Excerpt from a dataset:
- - - - - - -

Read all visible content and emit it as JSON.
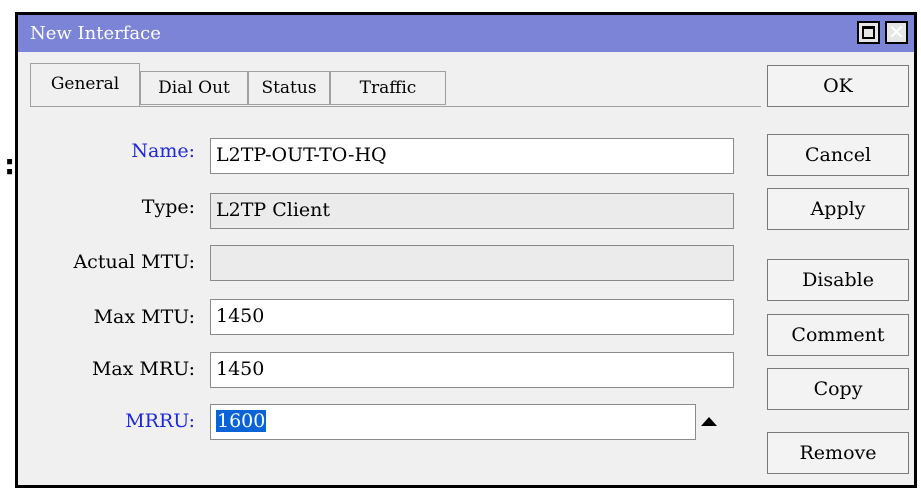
{
  "window": {
    "title": "New Interface"
  },
  "tabs": [
    {
      "label": "General"
    },
    {
      "label": "Dial Out"
    },
    {
      "label": "Status"
    },
    {
      "label": "Traffic"
    }
  ],
  "fields": {
    "name": {
      "label": "Name:",
      "value": "L2TP-OUT-TO-HQ"
    },
    "type": {
      "label": "Type:",
      "value": "L2TP Client"
    },
    "actual_mtu": {
      "label": "Actual MTU:",
      "value": ""
    },
    "max_mtu": {
      "label": "Max MTU:",
      "value": "1450"
    },
    "max_mru": {
      "label": "Max MRU:",
      "value": "1450"
    },
    "mrru": {
      "label": "MRRU:",
      "value": "1600"
    }
  },
  "buttons": {
    "ok": "OK",
    "cancel": "Cancel",
    "apply": "Apply",
    "disable": "Disable",
    "comment": "Comment",
    "copy": "Copy",
    "remove": "Remove"
  },
  "colors": {
    "titlebar": "#7c84d8",
    "label_highlight": "#1e28d8",
    "selection": "#0a64d8"
  },
  "icons": [
    "maximize-icon",
    "close-icon",
    "collapse-arrow-icon"
  ]
}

- - - - - - -

### TO DO:
Output all the records, word for word, with no pictures in the copy.

### ANSWER TO THIS PROBLEM:
Read all visible content and emit it as JSON.
{
  "window": {
    "title": "New Interface"
  },
  "tabs": [
    {
      "label": "General"
    },
    {
      "label": "Dial Out"
    },
    {
      "label": "Status"
    },
    {
      "label": "Traffic"
    }
  ],
  "fields": {
    "name": {
      "label": "Name:",
      "value": "L2TP-OUT-TO-HQ"
    },
    "type": {
      "label": "Type:",
      "value": "L2TP Client"
    },
    "actual_mtu": {
      "label": "Actual MTU:",
      "value": ""
    },
    "max_mtu": {
      "label": "Max MTU:",
      "value": "1450"
    },
    "max_mru": {
      "label": "Max MRU:",
      "value": "1450"
    },
    "mrru": {
      "label": "MRRU:",
      "value": "1600"
    }
  },
  "buttons": {
    "ok": "OK",
    "cancel": "Cancel",
    "apply": "Apply",
    "disable": "Disable",
    "comment": "Comment",
    "copy": "Copy",
    "remove": "Remove"
  },
  "colors": {
    "titlebar": "#7c84d8",
    "label_highlight": "#1e28d8",
    "selection": "#0a64d8"
  },
  "icons": [
    "maximize-icon",
    "close-icon",
    "collapse-arrow-icon"
  ]
}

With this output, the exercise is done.